__What you will do__.
a. According to the Damascus-road passage, which years does the preparatory period cover?
b. Transcribe the Damascus-road passage, starting with "Damascus is his" and going on through "Tarsus, his birthplace.".
c. Go on with the Damascus-road passage from the point where it stops.

__Document extract__.
====
Let us now turn to his life. After our Lord appeared to him on the way to Damascus, his life falls into roughly three parts: what we can call a preparatory period (AD 36-45); the 13 years of his three missionary journeys (45-58), and a final “Roman period” (58-67) after his arrest and appeal to Caesar.

The preparatory period is a period of working out his relationship with God, and establishing his position within the still only recently founded Christian community which up to then he has been persecuting. It begins in Damascus and ends when he sets out from Antioch on his first missionary journey.

Damascus is his first headquarters. From here, to use a modern expression, he “goes on retreat” for a period of unknown length in what he calls “Arabia,” which would certainly not have been Saudi Arabia and was probably a desert area somewhere in western Iraq. Then after a further period in Damascus he visits St. Peter in Jerusalem. From there, on the advice of the local Christians and to avoid being arrested by the Jews, he withdraws to Tarsus, his birthplace.
====
__Dataset content__.
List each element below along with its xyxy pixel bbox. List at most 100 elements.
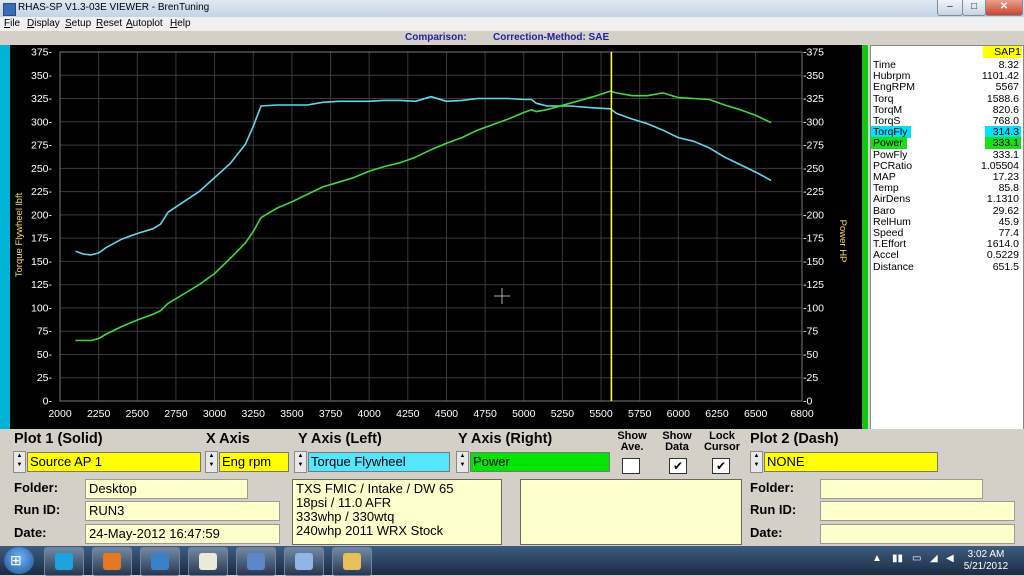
====
__Results of the tasks__.
a. AD 36-45

b.
Damascus is his first headquarters. From here, to use a modern expression, he “goes on retreat” for a period of unknown length in what he calls “Arabia,” which would certainly not have been Saudi Arabia and was probably a desert area somewhere in western Iraq. Then after a further period in Damascus he visits St. Peter in Jerusalem. From there, on the advice of the local Christians and to avoid being arrested by the Jews, he withdraws to Tarsus, his birthplace.

c.
He spends four years in Tarsus (AD 39-43) about which Scripture tells us nothing. However, we can be sure of one thing: that he spent the greater part of his time preaching the Gospel to his fellow citizens. Then at the end of four years Barnabus comes to find him and take him to join the newly established Christian community in Antioch.

The 13 years of the three missionary journeys start shortly afterward and it is then that his tremendous natural powers begin to display themselves in a fashion now transformed by grace. His incredible toughness and determination are no longer at the service of national prejudice or religious animosity. They are driven by a passionate all-consuming love of our Lord and an equally passionate determination to tell as many people as possible about Him while at the same time bringing them to His Master in tribute.

A famous passage in 2 Corinthians tells us about the cost.

“Five times I have received at the hands of the Jews the forty lashes less one. Three times I have been beaten with rods; once I was stoned. Three times I have been shipwrecked; a night and a day I have been adrift at sea; on frequent journeys, in danger from rivers, in danger from robbers, danger from my own people, danger from Gentiles, danger in the city, danger in the wilderness, danger at sea, danger from false brethren; in toil and hardship, through many a sleepless night, in hunger and thirst, often without food, in cold and exposure. And apart from other things, there is the daily pressure upon me of my anxiety for all the Churches” (2 Cor. 11:24-29).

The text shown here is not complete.